** Instructions to follow **
Pull out from the material below all lines with "QUIRINUS".

┄┄┄┄┄┄┄┄┄┄┄┄┄┄┄┄┄┄┄┄

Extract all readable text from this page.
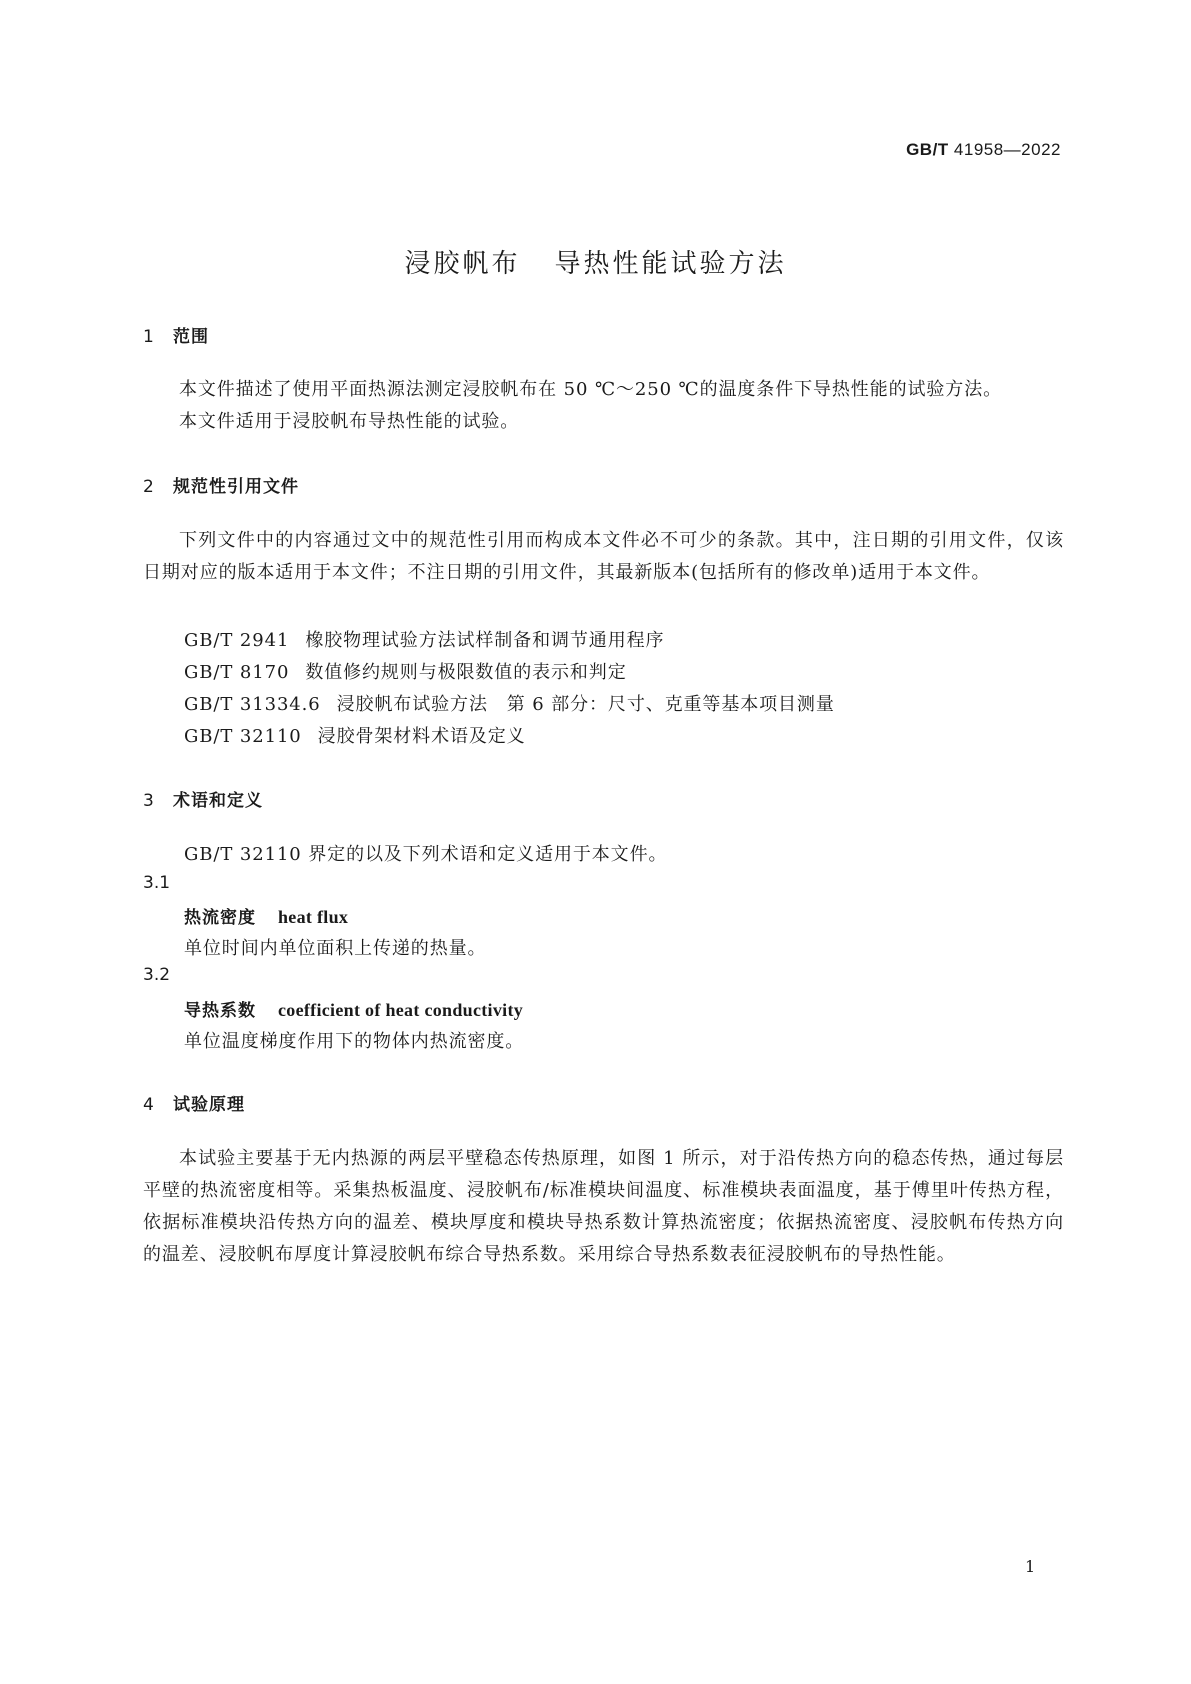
GB/T 41958—2022
浸胶帆布 导热性能试验方法
1 范围

本文件描述了使用平面热源法测定浸胶帆布在 50 ℃～250 ℃的温度条件下导热性能的试验方法。

本文件适用于浸胶帆布导热性能的试验。

2 规范性引用文件

下列文件中的内容通过文中的规范性引用而构成本文件必不可少的条款。其中，注日期的引用文件，仅该日期对应的版本适用于本文件；不注日期的引用文件，其最新版本(包括所有的修改单)适用于本文件。

GB/T 2941 橡胶物理试验方法试样制备和调节通用程序
GB/T 8170 数值修约规则与极限数值的表示和判定
GB/T 31334.6 浸胶帆布试验方法　第 6 部分：尺寸、克重等基本项目测量
GB/T 32110 浸胶骨架材料术语及定义
3 术语和定义
GB/T 32110 界定的以及下列术语和定义适用于本文件。
3.1
热流密度 heat flux
单位时间内单位面积上传递的热量。
3.2
导热系数 coefficient of heat conductivity
单位温度梯度作用下的物体内热流密度。
4 试验原理

本试验主要基于无内热源的两层平壁稳态传热原理，如图 1 所示，对于沿传热方向的稳态传热，通过每层平壁的热流密度相等。采集热板温度、浸胶帆布/标准模块间温度、标准模块表面温度，基于傅里叶传热方程，依据标准模块沿传热方向的温差、模块厚度和模块导热系数计算热流密度；依据热流密度、浸胶帆布传热方向的温差、浸胶帆布厚度计算浸胶帆布综合导热系数。采用综合导热系数表征浸胶帆布的导热性能。

1
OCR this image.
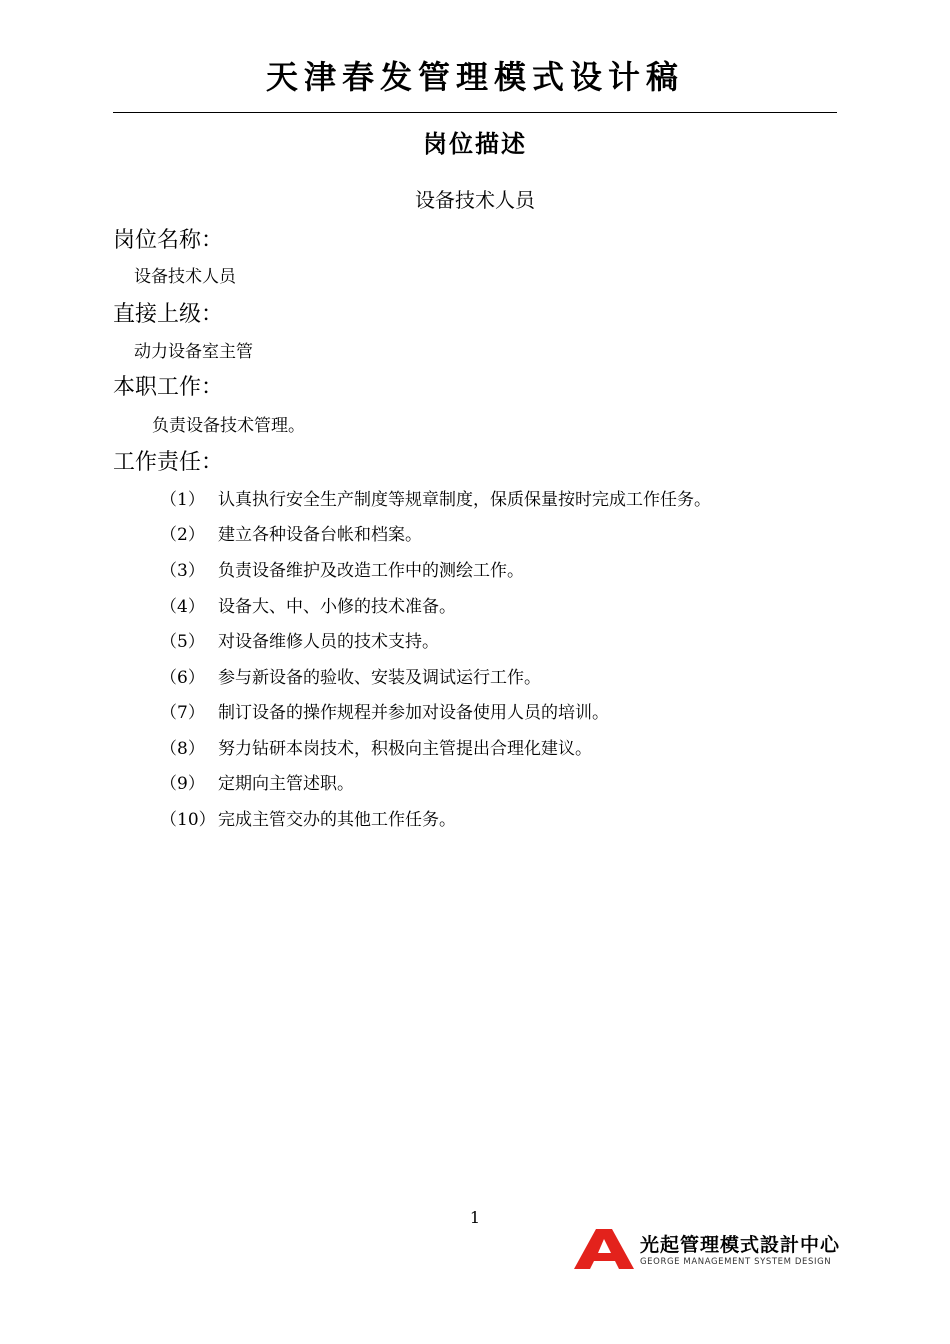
天津春发管理模式设计稿
岗位描述
设备技术人员
岗位名称：
设备技术人员
直接上级：
动力设备室主管
本职工作：
负责设备技术管理。
工作责任：
（1） 认真执行安全生产制度等规章制度，保质保量按时完成工作任务。
（2） 建立各种设备台帐和档案。
（3） 负责设备维护及改造工作中的测绘工作。
（4） 设备大、中、小修的技术准备。
（5） 对设备维修人员的技术支持。
（6） 参与新设备的验收、安装及调试运行工作。
（7） 制订设备的操作规程并参加对设备使用人员的培训。
（8） 努力钻研本岗技术，积极向主管提出合理化建议。
（9） 定期向主管述职。
（10） 完成主管交办的其他工作任务。
1
光起管理模式設計中心
GEORGE MANAGEMENT SYSTEM DESIGN
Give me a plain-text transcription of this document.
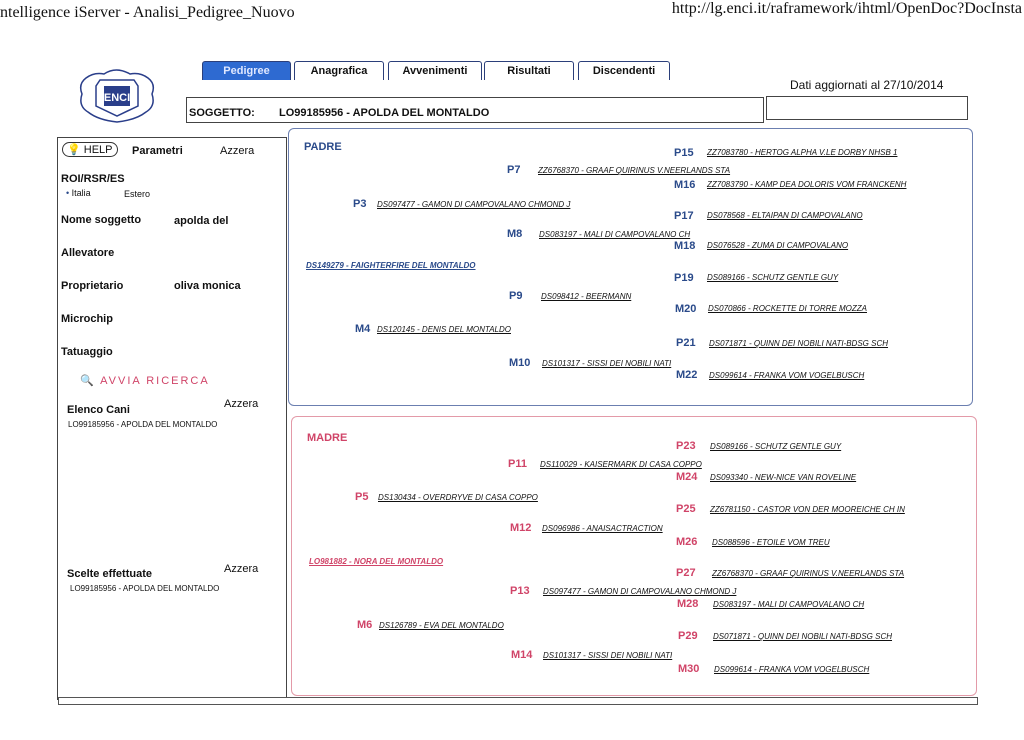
ntelligence iServer - Analisi_Pedigree_Nuovo	http://lg.enci.it/raframework/ihtml/OpenDoc?DocInsta
ENCI
Pedigree	Anagrafica	Avvenimenti	Risultati	Discendenti
Dati aggiornati al 27/10/2014
SOGGETTO: LO99185956 - APOLDA DEL MONTALDO
💡 HELP	Parametri	Azzera
ROI/RSR/ES
• Italia	Estero
Nome soggetto	apolda del
Allevatore
Proprietario	oliva monica
Microchip
Tatuaggio
🔍 AVVIA RICERCA
Elenco Cani	Azzera
LO99185956 - APOLDA DEL MONTALDO
Scelte effettuate	Azzera
LO99185956 - APOLDA DEL MONTALDO
PADRE
DS149279 - FAIGHTERFIRE DEL MONTALDO
P15 ZZ7083780 - HERTOG ALPHA V.LE DORBY NHSB 1
P7 ZZ6768370 - GRAAF QUIRINUS V.NEERLANDS STA
M16 ZZ7083790 - KAMP DEA DOLORIS VOM FRANCKENH
P3 DS097477 - GAMON DI CAMPOVALANO CHMOND J
P17 DS078568 - ELTAIPAN DI CAMPOVALANO
M8 DS083197 - MALI DI CAMPOVALANO CH
M18 DS076528 - ZUMA DI CAMPOVALANO
P19 DS089166 - SCHUTZ GENTLE GUY
P9 DS098412 - BEERMANN
M20 DS070866 - ROCKETTE DI TORRE MOZZA
M4 DS120145 - DENIS DEL MONTALDO
P21 DS071871 - QUINN DEI NOBILI NATI-BDSG SCH
M10 DS101317 - SISSI DEI NOBILI NATI
M22 DS099614 - FRANKA VOM VOGELBUSCH
MADRE
LO981882 - NORA DEL MONTALDO
P23 DS089166 - SCHUTZ GENTLE GUY
P11 DS110029 - KAISERMARK DI CASA COPPO
M24 DS093340 - NEW-NICE VAN ROVELINE
P5 DS130434 - OVERDRYVE DI CASA COPPO
P25 ZZ6781150 - CASTOR VON DER MOOREICHE CH IN
M12 DS096986 - ANAISACTRACTION
M26 DS088596 - ETOILE VOM TREU
P27 ZZ6768370 - GRAAF QUIRINUS V.NEERLANDS STA
P13 DS097477 - GAMON DI CAMPOVALANO CHMOND J
M28 DS083197 - MALI DI CAMPOVALANO CH
M6 DS126789 - EVA DEL MONTALDO
P29 DS071871 - QUINN DEI NOBILI NATI-BDSG SCH
M14 DS101317 - SISSI DEI NOBILI NATI
M30 DS099614 - FRANKA VOM VOGELBUSCH
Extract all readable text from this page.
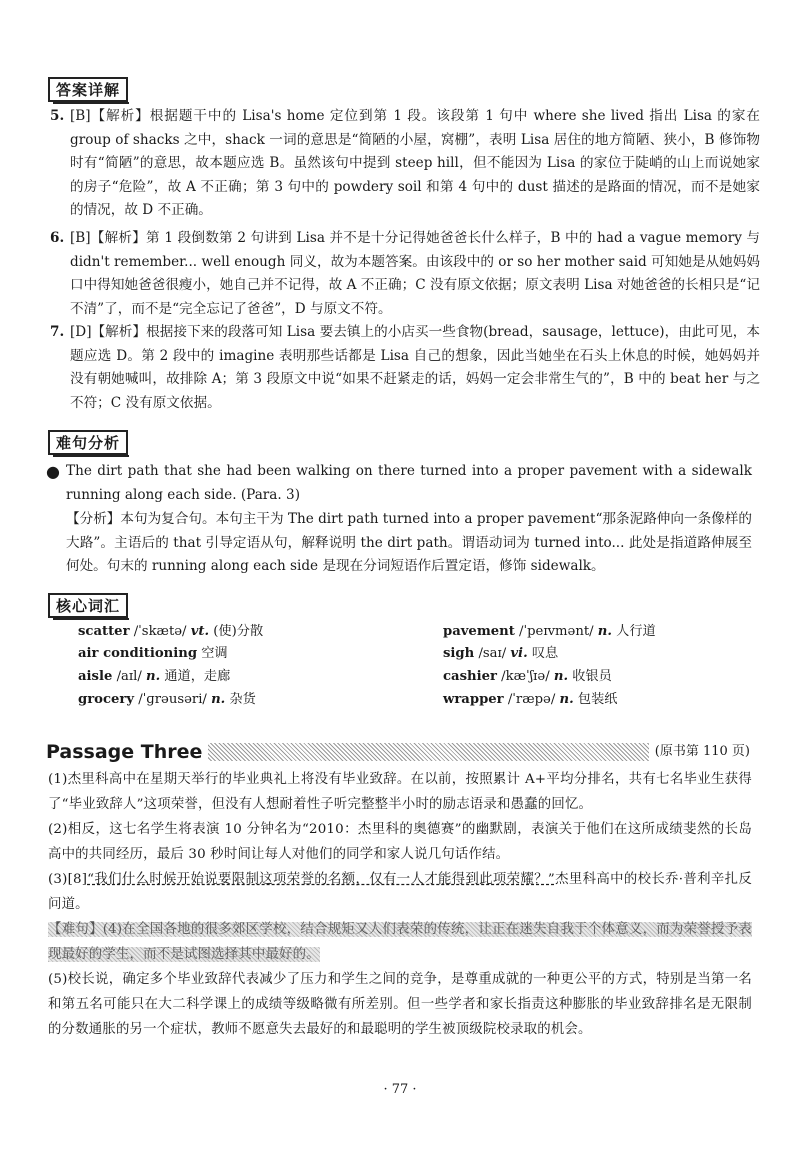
答案详解
5. [B]【解析】根据题干中的 Lisa's home 定位到第 1 段。该段第 1 句中 where she lived 指出 Lisa 的家在 group of shacks 之中，shack 一词的意思是“简陋的小屋，窝棚”，表明 Lisa 居住的地方简陋、狭小，B 修饰物时有“简陋”的意思，故本题应选 B。虽然该句中提到 steep hill，但不能因为 Lisa 的家位于陡峭的山上而说她家的房子“危险”，故 A 不正确；第 3 句中的 powdery soil 和第 4 句中的 dust 描述的是路面的情况，而不是她家的情况，故 D 不正确。
6. [B]【解析】第 1 段倒数第 2 句讲到 Lisa 并不是十分记得她爸爸长什么样子，B 中的 had a vague memory 与 didn't remember... well enough 同义，故为本题答案。由该段中的 or so her mother said 可知她是从她妈妈口中得知她爸爸很瘦小，她自己并不记得，故 A 不正确；C 没有原文依据；原文表明 Lisa 对她爸爸的长相只是“记不清”了，而不是“完全忘记了爸爸”，D 与原文不符。
7. [D]【解析】根据接下来的段落可知 Lisa 要去镇上的小店买一些食物(bread，sausage，lettuce)，由此可见，本题应选 D。第 2 段中的 imagine 表明那些话都是 Lisa 自己的想象，因此当她坐在石头上休息的时候，她妈妈并没有朝她喊叫，故排除 A；第 3 段原文中说“如果不赶紧走的话，妈妈一定会非常生气的”，B 中的 beat her 与之不符；C 没有原文依据。
难句分析
● The dirt path that she had been walking on there turned into a proper pavement with a sidewalk running along each side. (Para. 3)
【分析】本句为复合句。本句主干为 The dirt path turned into a proper pavement“那条泥路伸向一条像样的大路”。主语后的 that 引导定语从句，解释说明 the dirt path。谓语动词为 turned into... 此处是指道路伸展至何处。句末的 running along each side 是现在分词短语作后置定语，修饰 sidewalk。
核心词汇
scatter /ˈskætə/ vt. (使)分散	pavement /ˈpeɪvmənt/ n. 人行道
air conditioning 空调	sigh /saɪ/ vi. 叹息
aisle /aɪl/ n. 通道，走廊	cashier /kæˈʃɪə/ n. 收银员
grocery /ˈɡrəusəri/ n. 杂货	wrapper /ˈræpə/ n. 包装纸
Passage Three	(原书第 110 页)
(1)杰里科高中在星期天举行的毕业典礼上将没有毕业致辞。在以前，按照累计 A+平均分排名，共有七名毕业生获得了“毕业致辞人”这项荣誉，但没有人想耐着性子听完整整半小时的励志语录和愚蠢的回忆。
(2)相反，这七名学生将表演 10 分钟名为“2010：杰里科的奥德赛”的幽默剧，表演关于他们在这所成绩斐然的长岛高中的共同经历，最后 30 秒时间让每人对他们的同学和家人说几句话作结。
(3)[8]“我们什么时候开始说要限制这项荣誉的名额，仅有一人才能得到此项荣耀？”杰里科高中的校长乔·普利辛扎反问道。
【难句】(4)在全国各地的很多郊区学校，结合规矩又人们表荣的传统，让正在迷失自我于个体意义，而为荣誉授予表现最好的学生，而不是试图选择其中最好的。
(5)校长说，确定多个毕业致辞代表减少了压力和学生之间的竞争，是尊重成就的一种更公平的方式，特别是当第一名和第五名可能只在大二科学课上的成绩等级略微有所差别。但一些学者和家长指责这种膨胀的毕业致辞排名是无限制的分数通胀的另一个症状，教师不愿意失去最好的和最聪明的学生被顶级院校录取的机会。
· 77 ·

┄┄┄┄┄┄┄┄┄┄┄┄┄┄┄┄┄┄┄┄

** Answer to the problem **
P7 ZZ6768370 - GRAAF QUIRINUS V.NEERLANDS STA
P27 ZZ6768370 - GRAAF QUIRINUS V.NEERLANDS STA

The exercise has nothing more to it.